** PROBLEM REQUIREMENTS **
Print verbatim every line starting at the one that contains "Convert this screenshot" and ending at the final line of the records; include both endpoints.

** DATASET EXTRACT **

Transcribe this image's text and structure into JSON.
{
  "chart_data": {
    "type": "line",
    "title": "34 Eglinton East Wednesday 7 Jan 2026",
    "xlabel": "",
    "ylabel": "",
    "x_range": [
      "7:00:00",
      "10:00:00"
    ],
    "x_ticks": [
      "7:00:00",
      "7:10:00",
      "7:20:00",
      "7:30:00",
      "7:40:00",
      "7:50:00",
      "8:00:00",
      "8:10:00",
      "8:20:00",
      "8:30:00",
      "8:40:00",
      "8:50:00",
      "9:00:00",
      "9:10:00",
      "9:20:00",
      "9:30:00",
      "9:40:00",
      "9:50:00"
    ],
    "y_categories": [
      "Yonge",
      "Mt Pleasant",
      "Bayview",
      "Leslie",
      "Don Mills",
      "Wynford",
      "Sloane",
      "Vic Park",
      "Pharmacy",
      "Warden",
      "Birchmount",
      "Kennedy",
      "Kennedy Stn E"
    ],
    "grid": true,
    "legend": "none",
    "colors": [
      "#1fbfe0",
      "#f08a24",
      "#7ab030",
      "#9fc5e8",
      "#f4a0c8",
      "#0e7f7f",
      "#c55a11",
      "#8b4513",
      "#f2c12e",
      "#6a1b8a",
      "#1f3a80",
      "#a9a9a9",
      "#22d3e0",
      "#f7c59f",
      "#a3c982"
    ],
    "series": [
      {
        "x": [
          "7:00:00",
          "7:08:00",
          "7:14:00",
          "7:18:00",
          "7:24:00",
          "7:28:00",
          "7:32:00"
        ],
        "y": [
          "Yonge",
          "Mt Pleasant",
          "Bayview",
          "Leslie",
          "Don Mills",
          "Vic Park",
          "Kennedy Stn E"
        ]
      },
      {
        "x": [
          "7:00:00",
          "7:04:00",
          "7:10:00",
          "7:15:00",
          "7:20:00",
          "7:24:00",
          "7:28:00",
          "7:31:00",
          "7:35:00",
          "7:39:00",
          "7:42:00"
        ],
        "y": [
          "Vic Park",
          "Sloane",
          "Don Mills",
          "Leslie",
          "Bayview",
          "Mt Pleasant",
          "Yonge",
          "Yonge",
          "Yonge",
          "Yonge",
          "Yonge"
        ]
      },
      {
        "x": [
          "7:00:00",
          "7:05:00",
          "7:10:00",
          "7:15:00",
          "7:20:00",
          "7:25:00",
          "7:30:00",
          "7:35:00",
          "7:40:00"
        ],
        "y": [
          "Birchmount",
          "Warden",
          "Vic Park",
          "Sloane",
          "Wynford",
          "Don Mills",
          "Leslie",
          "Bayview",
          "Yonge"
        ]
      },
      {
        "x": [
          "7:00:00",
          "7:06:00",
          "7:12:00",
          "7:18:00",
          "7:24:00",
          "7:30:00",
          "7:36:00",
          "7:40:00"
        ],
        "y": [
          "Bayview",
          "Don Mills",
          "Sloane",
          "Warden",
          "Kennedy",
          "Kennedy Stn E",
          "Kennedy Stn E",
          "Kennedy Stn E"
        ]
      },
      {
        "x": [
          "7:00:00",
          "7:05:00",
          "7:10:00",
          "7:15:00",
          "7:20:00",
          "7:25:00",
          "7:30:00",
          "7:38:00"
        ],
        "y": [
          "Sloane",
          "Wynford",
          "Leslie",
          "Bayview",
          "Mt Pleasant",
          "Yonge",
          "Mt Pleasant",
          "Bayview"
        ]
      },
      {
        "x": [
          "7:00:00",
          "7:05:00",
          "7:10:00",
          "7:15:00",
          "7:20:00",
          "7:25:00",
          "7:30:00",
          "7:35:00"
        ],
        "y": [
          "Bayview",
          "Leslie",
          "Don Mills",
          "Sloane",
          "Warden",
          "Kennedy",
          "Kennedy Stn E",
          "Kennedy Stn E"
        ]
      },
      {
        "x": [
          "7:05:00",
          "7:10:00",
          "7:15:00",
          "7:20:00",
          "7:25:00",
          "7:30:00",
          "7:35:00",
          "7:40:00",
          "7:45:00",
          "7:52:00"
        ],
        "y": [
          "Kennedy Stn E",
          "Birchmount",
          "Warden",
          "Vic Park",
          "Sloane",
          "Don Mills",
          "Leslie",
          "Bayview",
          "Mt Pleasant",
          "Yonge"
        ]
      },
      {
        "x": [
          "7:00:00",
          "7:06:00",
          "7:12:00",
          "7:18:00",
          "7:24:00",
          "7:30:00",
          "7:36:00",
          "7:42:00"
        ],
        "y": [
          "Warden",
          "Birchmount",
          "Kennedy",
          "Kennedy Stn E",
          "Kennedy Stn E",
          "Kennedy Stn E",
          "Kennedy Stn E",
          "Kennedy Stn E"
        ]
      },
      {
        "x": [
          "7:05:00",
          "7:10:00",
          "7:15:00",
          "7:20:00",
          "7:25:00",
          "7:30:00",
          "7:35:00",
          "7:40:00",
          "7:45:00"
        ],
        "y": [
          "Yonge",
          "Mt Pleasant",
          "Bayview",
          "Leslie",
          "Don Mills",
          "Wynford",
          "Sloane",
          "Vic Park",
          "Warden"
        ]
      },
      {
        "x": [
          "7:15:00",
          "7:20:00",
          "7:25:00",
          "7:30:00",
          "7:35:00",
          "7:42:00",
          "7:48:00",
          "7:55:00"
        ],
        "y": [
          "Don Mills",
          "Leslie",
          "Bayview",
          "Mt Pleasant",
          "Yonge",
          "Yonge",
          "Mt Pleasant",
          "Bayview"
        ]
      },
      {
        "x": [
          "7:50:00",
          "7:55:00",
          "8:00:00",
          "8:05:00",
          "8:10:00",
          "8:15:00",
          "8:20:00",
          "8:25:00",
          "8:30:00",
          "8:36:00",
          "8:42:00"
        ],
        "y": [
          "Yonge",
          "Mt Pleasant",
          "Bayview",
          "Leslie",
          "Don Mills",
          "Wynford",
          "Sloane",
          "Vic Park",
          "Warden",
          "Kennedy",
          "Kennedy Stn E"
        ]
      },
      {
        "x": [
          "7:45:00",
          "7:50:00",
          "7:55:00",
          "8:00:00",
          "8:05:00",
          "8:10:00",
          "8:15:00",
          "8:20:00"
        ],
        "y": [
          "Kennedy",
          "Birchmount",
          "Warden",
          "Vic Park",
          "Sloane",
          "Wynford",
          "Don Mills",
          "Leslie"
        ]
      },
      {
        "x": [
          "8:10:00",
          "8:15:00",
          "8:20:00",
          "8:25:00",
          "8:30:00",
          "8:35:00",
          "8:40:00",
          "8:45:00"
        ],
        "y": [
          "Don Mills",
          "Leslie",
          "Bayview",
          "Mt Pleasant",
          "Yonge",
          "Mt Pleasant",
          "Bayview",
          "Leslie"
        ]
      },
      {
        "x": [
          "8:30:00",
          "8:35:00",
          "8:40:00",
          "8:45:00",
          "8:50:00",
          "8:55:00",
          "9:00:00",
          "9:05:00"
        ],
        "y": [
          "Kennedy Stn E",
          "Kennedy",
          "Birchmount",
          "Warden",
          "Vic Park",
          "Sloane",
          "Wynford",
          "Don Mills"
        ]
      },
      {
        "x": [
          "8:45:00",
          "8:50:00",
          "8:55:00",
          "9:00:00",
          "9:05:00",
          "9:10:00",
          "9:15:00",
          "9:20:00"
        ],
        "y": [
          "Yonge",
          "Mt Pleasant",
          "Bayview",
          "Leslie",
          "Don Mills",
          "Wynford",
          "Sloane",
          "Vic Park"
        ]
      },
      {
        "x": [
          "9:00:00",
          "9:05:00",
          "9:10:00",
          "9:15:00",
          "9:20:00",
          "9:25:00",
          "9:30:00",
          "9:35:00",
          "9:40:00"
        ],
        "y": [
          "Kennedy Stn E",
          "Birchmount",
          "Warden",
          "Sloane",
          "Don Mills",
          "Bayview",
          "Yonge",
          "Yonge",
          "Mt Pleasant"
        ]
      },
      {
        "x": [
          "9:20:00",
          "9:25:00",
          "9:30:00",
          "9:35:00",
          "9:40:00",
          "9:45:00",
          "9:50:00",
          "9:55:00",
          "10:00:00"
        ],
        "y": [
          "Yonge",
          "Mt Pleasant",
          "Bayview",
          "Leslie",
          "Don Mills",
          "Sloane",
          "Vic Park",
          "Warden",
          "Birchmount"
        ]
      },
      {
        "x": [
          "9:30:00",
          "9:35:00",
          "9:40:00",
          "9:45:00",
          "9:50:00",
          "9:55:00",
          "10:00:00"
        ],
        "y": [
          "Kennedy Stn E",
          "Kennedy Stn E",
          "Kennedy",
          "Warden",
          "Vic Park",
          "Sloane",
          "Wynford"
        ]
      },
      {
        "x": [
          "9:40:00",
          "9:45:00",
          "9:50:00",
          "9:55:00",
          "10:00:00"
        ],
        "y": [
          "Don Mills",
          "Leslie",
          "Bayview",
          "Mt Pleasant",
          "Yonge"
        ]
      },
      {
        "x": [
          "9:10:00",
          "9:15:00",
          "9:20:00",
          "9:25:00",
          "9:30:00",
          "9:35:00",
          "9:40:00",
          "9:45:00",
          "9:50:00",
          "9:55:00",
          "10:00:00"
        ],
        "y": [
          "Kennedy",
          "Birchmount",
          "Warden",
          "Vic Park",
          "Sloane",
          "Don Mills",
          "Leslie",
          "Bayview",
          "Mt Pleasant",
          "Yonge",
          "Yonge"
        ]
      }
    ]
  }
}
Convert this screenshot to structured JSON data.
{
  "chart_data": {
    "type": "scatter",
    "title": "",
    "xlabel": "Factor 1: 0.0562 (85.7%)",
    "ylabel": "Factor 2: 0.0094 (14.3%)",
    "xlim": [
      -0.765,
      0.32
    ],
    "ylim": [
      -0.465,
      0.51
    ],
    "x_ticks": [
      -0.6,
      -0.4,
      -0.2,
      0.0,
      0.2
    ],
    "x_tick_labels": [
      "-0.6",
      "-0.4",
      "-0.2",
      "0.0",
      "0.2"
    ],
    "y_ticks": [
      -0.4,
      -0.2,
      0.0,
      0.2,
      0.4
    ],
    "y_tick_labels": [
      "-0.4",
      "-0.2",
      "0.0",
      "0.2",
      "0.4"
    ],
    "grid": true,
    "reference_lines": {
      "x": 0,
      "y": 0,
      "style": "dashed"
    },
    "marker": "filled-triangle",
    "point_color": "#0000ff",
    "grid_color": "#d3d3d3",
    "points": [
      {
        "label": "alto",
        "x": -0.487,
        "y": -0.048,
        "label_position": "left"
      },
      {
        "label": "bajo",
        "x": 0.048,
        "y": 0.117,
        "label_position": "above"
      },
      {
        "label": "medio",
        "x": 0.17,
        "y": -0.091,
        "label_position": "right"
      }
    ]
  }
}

** FULL SOLUTION **
Convert this screenshot to structured JSON data.
{
  "chart_data": {
    "type": "scatter",
    "title": "",
    "xlabel": "Factor 1: 0.0562 (85.7%)",
    "ylabel": "Factor 2: 0.0094 (14.3%)",
    "xlim": [
      -0.765,
      0.32
    ],
    "ylim": [
      -0.465,
      0.51
    ],
    "x_ticks": [
      -0.6,
      -0.4,
      -0.2,
      0.0,
      0.2
    ],
    "x_tick_labels": [
      "-0.6",
      "-0.4",
      "-0.2",
      "0.0",
      "0.2"
    ],
    "y_ticks": [
      -0.4,
      -0.2,
      0.0,
      0.2,
      0.4
    ],
    "y_tick_labels": [
      "-0.4",
      "-0.2",
      "0.0",
      "0.2",
      "0.4"
    ],
    "grid": true,
    "reference_lines": {
      "x": 0,
      "y": 0,
      "style": "dashed"
    },
    "marker": "filled-triangle",
    "point_color": "#0000ff",
    "grid_color": "#d3d3d3",
    "points": [
      {
        "label": "alto",
        "x": -0.487,
        "y": -0.048,
        "label_position": "left"
      },
      {
        "label": "bajo",
        "x": 0.048,
        "y": 0.117,
        "label_position": "above"
      },
      {
        "label": "medio",
        "x": 0.17,
        "y": -0.091,
        "label_position": "right"
      }
    ]
  }
}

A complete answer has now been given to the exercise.